Records from a dataset
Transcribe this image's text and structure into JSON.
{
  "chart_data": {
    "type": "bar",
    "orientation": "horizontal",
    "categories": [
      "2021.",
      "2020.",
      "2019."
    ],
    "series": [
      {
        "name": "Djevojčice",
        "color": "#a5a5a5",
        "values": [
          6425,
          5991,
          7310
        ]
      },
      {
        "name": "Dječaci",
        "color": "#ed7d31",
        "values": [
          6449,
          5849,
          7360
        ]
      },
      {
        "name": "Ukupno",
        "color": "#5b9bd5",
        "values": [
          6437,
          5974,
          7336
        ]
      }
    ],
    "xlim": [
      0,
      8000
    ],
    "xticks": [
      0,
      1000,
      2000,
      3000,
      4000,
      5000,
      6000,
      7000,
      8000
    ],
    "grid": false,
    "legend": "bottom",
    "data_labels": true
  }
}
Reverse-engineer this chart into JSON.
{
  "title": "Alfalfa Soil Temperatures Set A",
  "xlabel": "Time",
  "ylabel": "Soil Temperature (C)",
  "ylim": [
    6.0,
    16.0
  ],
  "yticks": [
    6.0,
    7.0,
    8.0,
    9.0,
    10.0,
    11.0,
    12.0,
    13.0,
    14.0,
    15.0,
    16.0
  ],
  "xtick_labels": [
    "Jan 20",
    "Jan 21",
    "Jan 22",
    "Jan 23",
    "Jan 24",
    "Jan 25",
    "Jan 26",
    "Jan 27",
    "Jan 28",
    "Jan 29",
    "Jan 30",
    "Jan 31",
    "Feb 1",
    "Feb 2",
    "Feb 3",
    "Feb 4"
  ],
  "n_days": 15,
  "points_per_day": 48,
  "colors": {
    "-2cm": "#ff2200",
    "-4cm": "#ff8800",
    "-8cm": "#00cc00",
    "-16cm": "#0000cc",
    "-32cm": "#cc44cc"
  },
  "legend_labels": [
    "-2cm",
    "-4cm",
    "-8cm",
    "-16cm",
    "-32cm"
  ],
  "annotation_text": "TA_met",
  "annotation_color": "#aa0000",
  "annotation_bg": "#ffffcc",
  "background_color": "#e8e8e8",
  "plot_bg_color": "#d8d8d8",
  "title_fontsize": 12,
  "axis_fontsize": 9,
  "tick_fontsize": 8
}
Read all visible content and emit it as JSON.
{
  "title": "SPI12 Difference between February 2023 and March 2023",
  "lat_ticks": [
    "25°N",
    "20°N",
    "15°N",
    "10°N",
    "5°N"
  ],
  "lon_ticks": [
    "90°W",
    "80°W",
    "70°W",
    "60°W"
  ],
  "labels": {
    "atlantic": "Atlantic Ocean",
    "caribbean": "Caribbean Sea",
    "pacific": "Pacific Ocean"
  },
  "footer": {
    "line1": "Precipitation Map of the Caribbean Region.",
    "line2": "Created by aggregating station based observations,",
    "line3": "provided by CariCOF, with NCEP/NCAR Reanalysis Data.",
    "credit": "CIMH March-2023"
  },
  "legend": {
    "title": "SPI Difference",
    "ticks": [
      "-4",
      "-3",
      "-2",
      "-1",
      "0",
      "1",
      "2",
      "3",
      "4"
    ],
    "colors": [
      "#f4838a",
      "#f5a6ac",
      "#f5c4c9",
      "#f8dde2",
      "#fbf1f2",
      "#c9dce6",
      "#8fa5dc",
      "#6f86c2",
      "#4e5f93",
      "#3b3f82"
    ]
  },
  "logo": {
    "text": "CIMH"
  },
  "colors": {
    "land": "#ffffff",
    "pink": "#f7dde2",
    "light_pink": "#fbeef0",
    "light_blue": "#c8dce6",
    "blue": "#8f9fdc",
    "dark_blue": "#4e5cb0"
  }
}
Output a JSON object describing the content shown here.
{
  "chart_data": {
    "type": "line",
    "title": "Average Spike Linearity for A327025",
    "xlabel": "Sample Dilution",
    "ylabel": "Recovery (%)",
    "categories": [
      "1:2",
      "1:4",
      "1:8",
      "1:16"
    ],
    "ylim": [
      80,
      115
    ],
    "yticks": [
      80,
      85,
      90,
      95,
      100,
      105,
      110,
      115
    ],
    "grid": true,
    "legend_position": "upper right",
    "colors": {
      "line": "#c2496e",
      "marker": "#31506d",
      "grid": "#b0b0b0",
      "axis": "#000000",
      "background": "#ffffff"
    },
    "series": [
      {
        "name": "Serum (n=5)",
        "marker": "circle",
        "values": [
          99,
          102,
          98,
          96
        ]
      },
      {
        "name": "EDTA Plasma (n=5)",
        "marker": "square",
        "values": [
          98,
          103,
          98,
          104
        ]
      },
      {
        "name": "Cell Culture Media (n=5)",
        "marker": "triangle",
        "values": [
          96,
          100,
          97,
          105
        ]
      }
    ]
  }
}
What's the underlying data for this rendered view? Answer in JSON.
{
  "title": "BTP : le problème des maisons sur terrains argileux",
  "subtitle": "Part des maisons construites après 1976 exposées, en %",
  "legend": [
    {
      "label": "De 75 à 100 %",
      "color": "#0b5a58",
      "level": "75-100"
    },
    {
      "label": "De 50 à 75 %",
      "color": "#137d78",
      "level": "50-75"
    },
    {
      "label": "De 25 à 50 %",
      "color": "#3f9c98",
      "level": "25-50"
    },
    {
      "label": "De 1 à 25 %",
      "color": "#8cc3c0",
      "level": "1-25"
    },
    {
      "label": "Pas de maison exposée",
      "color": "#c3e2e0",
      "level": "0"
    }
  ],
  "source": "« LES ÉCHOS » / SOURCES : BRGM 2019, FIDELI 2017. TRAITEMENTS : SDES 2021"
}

[Task details] Repeat all the entries word for word.

[Solved exercise]
Transcribe this image's text and structure into JSON.
{
  "chart_data": {
    "type": "bar",
    "orientation": "horizontal",
    "categories": [
      "2021.",
      "2020.",
      "2019."
    ],
    "series": [
      {
        "name": "Djevojčice",
        "color": "#a5a5a5",
        "values": [
          6425,
          5991,
          7310
        ]
      },
      {
        "name": "Dječaci",
        "color": "#ed7d31",
        "values": [
          6449,
          5849,
          7360
        ]
      },
      {
        "name": "Ukupno",
        "color": "#5b9bd5",
        "values": [
          6437,
          5974,
          7336
        ]
      }
    ],
    "xlim": [
      0,
      8000
    ],
    "xticks": [
      0,
      1000,
      2000,
      3000,
      4000,
      5000,
      6000,
      7000,
      8000
    ],
    "grid": false,
    "legend": "bottom",
    "data_labels": true
  }
}
Reverse-engineer this chart into JSON.
{
  "title": "Alfalfa Soil Temperatures Set A",
  "xlabel": "Time",
  "ylabel": "Soil Temperature (C)",
  "ylim": [
    6.0,
    16.0
  ],
  "yticks": [
    6.0,
    7.0,
    8.0,
    9.0,
    10.0,
    11.0,
    12.0,
    13.0,
    14.0,
    15.0,
    16.0
  ],
  "xtick_labels": [
    "Jan 20",
    "Jan 21",
    "Jan 22",
    "Jan 23",
    "Jan 24",
    "Jan 25",
    "Jan 26",
    "Jan 27",
    "Jan 28",
    "Jan 29",
    "Jan 30",
    "Jan 31",
    "Feb 1",
    "Feb 2",
    "Feb 3",
    "Feb 4"
  ],
  "n_days": 15,
  "points_per_day": 48,
  "colors": {
    "-2cm": "#ff2200",
    "-4cm": "#ff8800",
    "-8cm": "#00cc00",
    "-16cm": "#0000cc",
    "-32cm": "#cc44cc"
  },
  "legend_labels": [
    "-2cm",
    "-4cm",
    "-8cm",
    "-16cm",
    "-32cm"
  ],
  "annotation_text": "TA_met",
  "annotation_color": "#aa0000",
  "annotation_bg": "#ffffcc",
  "background_color": "#e8e8e8",
  "plot_bg_color": "#d8d8d8",
  "title_fontsize": 12,
  "axis_fontsize": 9,
  "tick_fontsize": 8
}
Read all visible content and emit it as JSON.
{
  "title": "SPI12 Difference between February 2023 and March 2023",
  "lat_ticks": [
    "25°N",
    "20°N",
    "15°N",
    "10°N",
    "5°N"
  ],
  "lon_ticks": [
    "90°W",
    "80°W",
    "70°W",
    "60°W"
  ],
  "labels": {
    "atlantic": "Atlantic Ocean",
    "caribbean": "Caribbean Sea",
    "pacific": "Pacific Ocean"
  },
  "footer": {
    "line1": "Precipitation Map of the Caribbean Region.",
    "line2": "Created by aggregating station based observations,",
    "line3": "provided by CariCOF, with NCEP/NCAR Reanalysis Data.",
    "credit": "CIMH March-2023"
  },
  "legend": {
    "title": "SPI Difference",
    "ticks": [
      "-4",
      "-3",
      "-2",
      "-1",
      "0",
      "1",
      "2",
      "3",
      "4"
    ],
    "colors": [
      "#f4838a",
      "#f5a6ac",
      "#f5c4c9",
      "#f8dde2",
      "#fbf1f2",
      "#c9dce6",
      "#8fa5dc",
      "#6f86c2",
      "#4e5f93",
      "#3b3f82"
    ]
  },
  "logo": {
    "text": "CIMH"
  },
  "colors": {
    "land": "#ffffff",
    "pink": "#f7dde2",
    "light_pink": "#fbeef0",
    "light_blue": "#c8dce6",
    "blue": "#8f9fdc",
    "dark_blue": "#4e5cb0"
  }
}
Output a JSON object describing the content shown here.
{
  "chart_data": {
    "type": "line",
    "title": "Average Spike Linearity for A327025",
    "xlabel": "Sample Dilution",
    "ylabel": "Recovery (%)",
    "categories": [
      "1:2",
      "1:4",
      "1:8",
      "1:16"
    ],
    "ylim": [
      80,
      115
    ],
    "yticks": [
      80,
      85,
      90,
      95,
      100,
      105,
      110,
      115
    ],
    "grid": true,
    "legend_position": "upper right",
    "colors": {
      "line": "#c2496e",
      "marker": "#31506d",
      "grid": "#b0b0b0",
      "axis": "#000000",
      "background": "#ffffff"
    },
    "series": [
      {
        "name": "Serum (n=5)",
        "marker": "circle",
        "values": [
          99,
          102,
          98,
          96
        ]
      },
      {
        "name": "EDTA Plasma (n=5)",
        "marker": "square",
        "values": [
          98,
          103,
          98,
          104
        ]
      },
      {
        "name": "Cell Culture Media (n=5)",
        "marker": "triangle",
        "values": [
          96,
          100,
          97,
          105
        ]
      }
    ]
  }
}
What's the underlying data for this rendered view? Answer in JSON.
{
  "title": "BTP : le problème des maisons sur terrains argileux",
  "subtitle": "Part des maisons construites après 1976 exposées, en %",
  "legend": [
    {
      "label": "De 75 à 100 %",
      "color": "#0b5a58",
      "level": "75-100"
    },
    {
      "label": "De 50 à 75 %",
      "color": "#137d78",
      "level": "50-75"
    },
    {
      "label": "De 25 à 50 %",
      "color": "#3f9c98",
      "level": "25-50"
    },
    {
      "label": "De 1 à 25 %",
      "color": "#8cc3c0",
      "level": "1-25"
    },
    {
      "label": "Pas de maison exposée",
      "color": "#c3e2e0",
      "level": "0"
    }
  ],
  "source": "« LES ÉCHOS » / SOURCES : BRGM 2019, FIDELI 2017. TRAITEMENTS : SDES 2021"
}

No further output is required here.